### The request
Retype all of the entries word for word.

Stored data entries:
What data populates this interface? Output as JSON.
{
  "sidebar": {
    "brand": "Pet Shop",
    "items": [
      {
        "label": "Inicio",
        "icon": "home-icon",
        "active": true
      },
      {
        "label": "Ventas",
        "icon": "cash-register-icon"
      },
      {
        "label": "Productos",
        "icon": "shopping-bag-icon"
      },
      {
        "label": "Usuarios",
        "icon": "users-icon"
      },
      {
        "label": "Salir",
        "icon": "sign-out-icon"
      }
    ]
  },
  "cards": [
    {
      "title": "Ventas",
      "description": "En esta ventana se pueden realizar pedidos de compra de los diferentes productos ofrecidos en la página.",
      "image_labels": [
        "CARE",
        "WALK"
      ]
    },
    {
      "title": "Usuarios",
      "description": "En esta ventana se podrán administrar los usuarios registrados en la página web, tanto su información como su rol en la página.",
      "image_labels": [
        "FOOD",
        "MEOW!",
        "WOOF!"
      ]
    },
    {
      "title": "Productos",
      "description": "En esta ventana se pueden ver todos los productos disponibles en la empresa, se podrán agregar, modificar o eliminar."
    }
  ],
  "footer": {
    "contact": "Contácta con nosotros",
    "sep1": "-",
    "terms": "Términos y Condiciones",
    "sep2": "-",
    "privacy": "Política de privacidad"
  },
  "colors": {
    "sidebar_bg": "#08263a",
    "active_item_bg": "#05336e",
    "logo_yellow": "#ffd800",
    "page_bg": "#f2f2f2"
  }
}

### The completed task
What data populates this interface? Output as JSON.
{
  "sidebar": {
    "brand": "Pet Shop",
    "items": [
      {
        "label": "Inicio",
        "icon": "home-icon",
        "active": true
      },
      {
        "label": "Ventas",
        "icon": "cash-register-icon"
      },
      {
        "label": "Productos",
        "icon": "shopping-bag-icon"
      },
      {
        "label": "Usuarios",
        "icon": "users-icon"
      },
      {
        "label": "Salir",
        "icon": "sign-out-icon"
      }
    ]
  },
  "cards": [
    {
      "title": "Ventas",
      "description": "En esta ventana se pueden realizar pedidos de compra de los diferentes productos ofrecidos en la página.",
      "image_labels": [
        "CARE",
        "WALK"
      ]
    },
    {
      "title": "Usuarios",
      "description": "En esta ventana se podrán administrar los usuarios registrados en la página web, tanto su información como su rol en la página.",
      "image_labels": [
        "FOOD",
        "MEOW!",
        "WOOF!"
      ]
    },
    {
      "title": "Productos",
      "description": "En esta ventana se pueden ver todos los productos disponibles en la empresa, se podrán agregar, modificar o eliminar."
    }
  ],
  "footer": {
    "contact": "Contácta con nosotros",
    "sep1": "-",
    "terms": "Términos y Condiciones",
    "sep2": "-",
    "privacy": "Política de privacidad"
  },
  "colors": {
    "sidebar_bg": "#08263a",
    "active_item_bg": "#05336e",
    "logo_yellow": "#ffd800",
    "page_bg": "#f2f2f2"
  }
}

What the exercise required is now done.